Stored records:
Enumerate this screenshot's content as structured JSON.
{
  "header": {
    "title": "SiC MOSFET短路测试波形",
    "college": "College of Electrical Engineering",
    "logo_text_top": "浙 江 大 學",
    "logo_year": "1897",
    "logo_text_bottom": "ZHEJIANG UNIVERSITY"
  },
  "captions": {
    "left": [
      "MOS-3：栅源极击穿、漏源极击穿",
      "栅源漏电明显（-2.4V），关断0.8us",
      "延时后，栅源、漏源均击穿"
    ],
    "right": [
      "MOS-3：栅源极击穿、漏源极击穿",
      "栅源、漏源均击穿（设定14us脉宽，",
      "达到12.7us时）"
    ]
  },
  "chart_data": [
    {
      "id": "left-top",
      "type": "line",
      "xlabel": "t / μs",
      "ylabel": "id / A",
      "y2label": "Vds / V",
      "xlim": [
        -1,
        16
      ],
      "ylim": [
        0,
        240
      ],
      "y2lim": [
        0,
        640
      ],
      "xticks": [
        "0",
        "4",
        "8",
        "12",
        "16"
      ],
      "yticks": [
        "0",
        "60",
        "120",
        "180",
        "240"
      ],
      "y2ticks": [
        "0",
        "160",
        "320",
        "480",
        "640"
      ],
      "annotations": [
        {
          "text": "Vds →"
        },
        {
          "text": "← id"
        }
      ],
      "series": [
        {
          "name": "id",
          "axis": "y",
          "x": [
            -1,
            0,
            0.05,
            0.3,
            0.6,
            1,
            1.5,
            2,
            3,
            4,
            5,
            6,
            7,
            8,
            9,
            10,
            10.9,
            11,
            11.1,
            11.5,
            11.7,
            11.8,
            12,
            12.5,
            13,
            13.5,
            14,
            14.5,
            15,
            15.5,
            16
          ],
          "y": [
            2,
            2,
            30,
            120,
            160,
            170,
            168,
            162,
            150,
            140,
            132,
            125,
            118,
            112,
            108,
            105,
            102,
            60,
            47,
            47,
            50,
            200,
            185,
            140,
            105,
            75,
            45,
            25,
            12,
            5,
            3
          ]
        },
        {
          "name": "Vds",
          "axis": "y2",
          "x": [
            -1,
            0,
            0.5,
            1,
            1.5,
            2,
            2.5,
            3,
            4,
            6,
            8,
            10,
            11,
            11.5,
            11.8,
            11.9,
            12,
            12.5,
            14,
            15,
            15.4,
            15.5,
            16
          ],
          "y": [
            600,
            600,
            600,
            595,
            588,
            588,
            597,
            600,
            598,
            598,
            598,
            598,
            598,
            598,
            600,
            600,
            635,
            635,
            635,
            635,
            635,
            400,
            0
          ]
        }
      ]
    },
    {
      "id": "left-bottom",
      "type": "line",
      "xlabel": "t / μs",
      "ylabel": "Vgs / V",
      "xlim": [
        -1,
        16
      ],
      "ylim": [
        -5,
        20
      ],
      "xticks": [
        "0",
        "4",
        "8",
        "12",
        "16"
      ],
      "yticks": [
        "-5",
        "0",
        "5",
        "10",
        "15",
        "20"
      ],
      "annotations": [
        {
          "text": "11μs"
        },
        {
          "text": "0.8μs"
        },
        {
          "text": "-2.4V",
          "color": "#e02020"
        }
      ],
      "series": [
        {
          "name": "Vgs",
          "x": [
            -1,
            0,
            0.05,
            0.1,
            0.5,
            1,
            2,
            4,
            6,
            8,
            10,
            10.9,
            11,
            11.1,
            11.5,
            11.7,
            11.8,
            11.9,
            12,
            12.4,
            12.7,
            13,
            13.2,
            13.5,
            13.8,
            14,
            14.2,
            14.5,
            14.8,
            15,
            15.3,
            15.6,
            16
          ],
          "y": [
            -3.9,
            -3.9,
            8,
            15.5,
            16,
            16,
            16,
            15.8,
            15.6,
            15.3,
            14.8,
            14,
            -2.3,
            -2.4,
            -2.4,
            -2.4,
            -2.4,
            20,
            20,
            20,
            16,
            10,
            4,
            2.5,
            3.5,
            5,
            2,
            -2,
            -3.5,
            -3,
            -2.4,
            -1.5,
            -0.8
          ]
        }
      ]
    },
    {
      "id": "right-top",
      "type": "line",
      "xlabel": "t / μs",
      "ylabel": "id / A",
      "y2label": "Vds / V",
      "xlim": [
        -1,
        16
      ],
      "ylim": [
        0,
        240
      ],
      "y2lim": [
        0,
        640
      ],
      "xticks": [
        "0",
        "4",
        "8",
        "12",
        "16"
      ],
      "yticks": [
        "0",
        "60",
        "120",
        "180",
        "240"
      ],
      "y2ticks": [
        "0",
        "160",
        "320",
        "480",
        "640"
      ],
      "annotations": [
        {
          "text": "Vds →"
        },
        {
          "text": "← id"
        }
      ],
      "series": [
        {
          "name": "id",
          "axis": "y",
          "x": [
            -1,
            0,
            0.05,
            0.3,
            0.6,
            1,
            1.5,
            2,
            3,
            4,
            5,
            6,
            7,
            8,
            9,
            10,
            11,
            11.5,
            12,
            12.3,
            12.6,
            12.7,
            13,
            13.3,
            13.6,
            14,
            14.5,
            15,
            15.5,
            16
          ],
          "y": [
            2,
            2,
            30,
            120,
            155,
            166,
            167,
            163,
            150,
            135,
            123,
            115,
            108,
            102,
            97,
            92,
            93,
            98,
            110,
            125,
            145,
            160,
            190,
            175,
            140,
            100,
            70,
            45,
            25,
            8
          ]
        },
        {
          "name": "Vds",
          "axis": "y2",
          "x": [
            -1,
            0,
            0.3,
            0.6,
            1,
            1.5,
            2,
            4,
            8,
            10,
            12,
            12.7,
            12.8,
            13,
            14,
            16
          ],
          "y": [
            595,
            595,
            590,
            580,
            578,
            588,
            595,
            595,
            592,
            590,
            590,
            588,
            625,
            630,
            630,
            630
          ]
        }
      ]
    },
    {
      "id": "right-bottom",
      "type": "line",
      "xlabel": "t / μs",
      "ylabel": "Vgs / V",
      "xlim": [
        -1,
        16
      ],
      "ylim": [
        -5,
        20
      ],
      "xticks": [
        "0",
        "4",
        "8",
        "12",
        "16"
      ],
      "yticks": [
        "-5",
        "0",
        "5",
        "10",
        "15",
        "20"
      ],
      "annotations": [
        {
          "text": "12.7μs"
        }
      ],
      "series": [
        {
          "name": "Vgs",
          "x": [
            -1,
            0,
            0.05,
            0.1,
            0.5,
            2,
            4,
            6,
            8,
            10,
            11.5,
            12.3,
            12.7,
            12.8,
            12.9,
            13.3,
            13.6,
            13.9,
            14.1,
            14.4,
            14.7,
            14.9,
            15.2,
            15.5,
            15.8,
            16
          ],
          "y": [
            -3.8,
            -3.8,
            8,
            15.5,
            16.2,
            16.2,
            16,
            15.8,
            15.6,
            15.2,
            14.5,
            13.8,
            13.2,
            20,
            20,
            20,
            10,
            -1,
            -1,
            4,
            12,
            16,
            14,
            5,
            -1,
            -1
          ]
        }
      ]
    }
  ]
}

Problem to solve: Using the data above, output each line exactly.

Output:
Enumerate this screenshot's content as structured JSON.
{
  "header": {
    "title": "SiC MOSFET短路测试波形",
    "college": "College of Electrical Engineering",
    "logo_text_top": "浙 江 大 學",
    "logo_year": "1897",
    "logo_text_bottom": "ZHEJIANG UNIVERSITY"
  },
  "captions": {
    "left": [
      "MOS-3：栅源极击穿、漏源极击穿",
      "栅源漏电明显（-2.4V），关断0.8us",
      "延时后，栅源、漏源均击穿"
    ],
    "right": [
      "MOS-3：栅源极击穿、漏源极击穿",
      "栅源、漏源均击穿（设定14us脉宽，",
      "达到12.7us时）"
    ]
  },
  "chart_data": [
    {
      "id": "left-top",
      "type": "line",
      "xlabel": "t / μs",
      "ylabel": "id / A",
      "y2label": "Vds / V",
      "xlim": [
        -1,
        16
      ],
      "ylim": [
        0,
        240
      ],
      "y2lim": [
        0,
        640
      ],
      "xticks": [
        "0",
        "4",
        "8",
        "12",
        "16"
      ],
      "yticks": [
        "0",
        "60",
        "120",
        "180",
        "240"
      ],
      "y2ticks": [
        "0",
        "160",
        "320",
        "480",
        "640"
      ],
      "annotations": [
        {
          "text": "Vds →"
        },
        {
          "text": "← id"
        }
      ],
      "series": [
        {
          "name": "id",
          "axis": "y",
          "x": [
            -1,
            0,
            0.05,
            0.3,
            0.6,
            1,
            1.5,
            2,
            3,
            4,
            5,
            6,
            7,
            8,
            9,
            10,
            10.9,
            11,
            11.1,
            11.5,
            11.7,
            11.8,
            12,
            12.5,
            13,
            13.5,
            14,
            14.5,
            15,
            15.5,
            16
          ],
          "y": [
            2,
            2,
            30,
            120,
            160,
            170,
            168,
            162,
            150,
            140,
            132,
            125,
            118,
            112,
            108,
            105,
            102,
            60,
            47,
            47,
            50,
            200,
            185,
            140,
            105,
            75,
            45,
            25,
            12,
            5,
            3
          ]
        },
        {
          "name": "Vds",
          "axis": "y2",
          "x": [
            -1,
            0,
            0.5,
            1,
            1.5,
            2,
            2.5,
            3,
            4,
            6,
            8,
            10,
            11,
            11.5,
            11.8,
            11.9,
            12,
            12.5,
            14,
            15,
            15.4,
            15.5,
            16
          ],
          "y": [
            600,
            600,
            600,
            595,
            588,
            588,
            597,
            600,
            598,
            598,
            598,
            598,
            598,
            598,
            600,
            600,
            635,
            635,
            635,
            635,
            635,
            400,
            0
          ]
        }
      ]
    },
    {
      "id": "left-bottom",
      "type": "line",
      "xlabel": "t / μs",
      "ylabel": "Vgs / V",
      "xlim": [
        -1,
        16
      ],
      "ylim": [
        -5,
        20
      ],
      "xticks": [
        "0",
        "4",
        "8",
        "12",
        "16"
      ],
      "yticks": [
        "-5",
        "0",
        "5",
        "10",
        "15",
        "20"
      ],
      "annotations": [
        {
          "text": "11μs"
        },
        {
          "text": "0.8μs"
        },
        {
          "text": "-2.4V",
          "color": "#e02020"
        }
      ],
      "series": [
        {
          "name": "Vgs",
          "x": [
            -1,
            0,
            0.05,
            0.1,
            0.5,
            1,
            2,
            4,
            6,
            8,
            10,
            10.9,
            11,
            11.1,
            11.5,
            11.7,
            11.8,
            11.9,
            12,
            12.4,
            12.7,
            13,
            13.2,
            13.5,
            13.8,
            14,
            14.2,
            14.5,
            14.8,
            15,
            15.3,
            15.6,
            16
          ],
          "y": [
            -3.9,
            -3.9,
            8,
            15.5,
            16,
            16,
            16,
            15.8,
            15.6,
            15.3,
            14.8,
            14,
            -2.3,
            -2.4,
            -2.4,
            -2.4,
            -2.4,
            20,
            20,
            20,
            16,
            10,
            4,
            2.5,
            3.5,
            5,
            2,
            -2,
            -3.5,
            -3,
            -2.4,
            -1.5,
            -0.8
          ]
        }
      ]
    },
    {
      "id": "right-top",
      "type": "line",
      "xlabel": "t / μs",
      "ylabel": "id / A",
      "y2label": "Vds / V",
      "xlim": [
        -1,
        16
      ],
      "ylim": [
        0,
        240
      ],
      "y2lim": [
        0,
        640
      ],
      "xticks": [
        "0",
        "4",
        "8",
        "12",
        "16"
      ],
      "yticks": [
        "0",
        "60",
        "120",
        "180",
        "240"
      ],
      "y2ticks": [
        "0",
        "160",
        "320",
        "480",
        "640"
      ],
      "annotations": [
        {
          "text": "Vds →"
        },
        {
          "text": "← id"
        }
      ],
      "series": [
        {
          "name": "id",
          "axis": "y",
          "x": [
            -1,
            0,
            0.05,
            0.3,
            0.6,
            1,
            1.5,
            2,
            3,
            4,
            5,
            6,
            7,
            8,
            9,
            10,
            11,
            11.5,
            12,
            12.3,
            12.6,
            12.7,
            13,
            13.3,
            13.6,
            14,
            14.5,
            15,
            15.5,
            16
          ],
          "y": [
            2,
            2,
            30,
            120,
            155,
            166,
            167,
            163,
            150,
            135,
            123,
            115,
            108,
            102,
            97,
            92,
            93,
            98,
            110,
            125,
            145,
            160,
            190,
            175,
            140,
            100,
            70,
            45,
            25,
            8
          ]
        },
        {
          "name": "Vds",
          "axis": "y2",
          "x": [
            -1,
            0,
            0.3,
            0.6,
            1,
            1.5,
            2,
            4,
            8,
            10,
            12,
            12.7,
            12.8,
            13,
            14,
            16
          ],
          "y": [
            595,
            595,
            590,
            580,
            578,
            588,
            595,
            595,
            592,
            590,
            590,
            588,
            625,
            630,
            630,
            630
          ]
        }
      ]
    },
    {
      "id": "right-bottom",
      "type": "line",
      "xlabel": "t / μs",
      "ylabel": "Vgs / V",
      "xlim": [
        -1,
        16
      ],
      "ylim": [
        -5,
        20
      ],
      "xticks": [
        "0",
        "4",
        "8",
        "12",
        "16"
      ],
      "yticks": [
        "-5",
        "0",
        "5",
        "10",
        "15",
        "20"
      ],
      "annotations": [
        {
          "text": "12.7μs"
        }
      ],
      "series": [
        {
          "name": "Vgs",
          "x": [
            -1,
            0,
            0.05,
            0.1,
            0.5,
            2,
            4,
            6,
            8,
            10,
            11.5,
            12.3,
            12.7,
            12.8,
            12.9,
            13.3,
            13.6,
            13.9,
            14.1,
            14.4,
            14.7,
            14.9,
            15.2,
            15.5,
            15.8,
            16
          ],
          "y": [
            -3.8,
            -3.8,
            8,
            15.5,
            16.2,
            16.2,
            16,
            15.8,
            15.6,
            15.2,
            14.5,
            13.8,
            13.2,
            20,
            20,
            20,
            10,
            -1,
            -1,
            4,
            12,
            16,
            14,
            5,
            -1,
            -1
          ]
        }
      ]
    }
  ]
}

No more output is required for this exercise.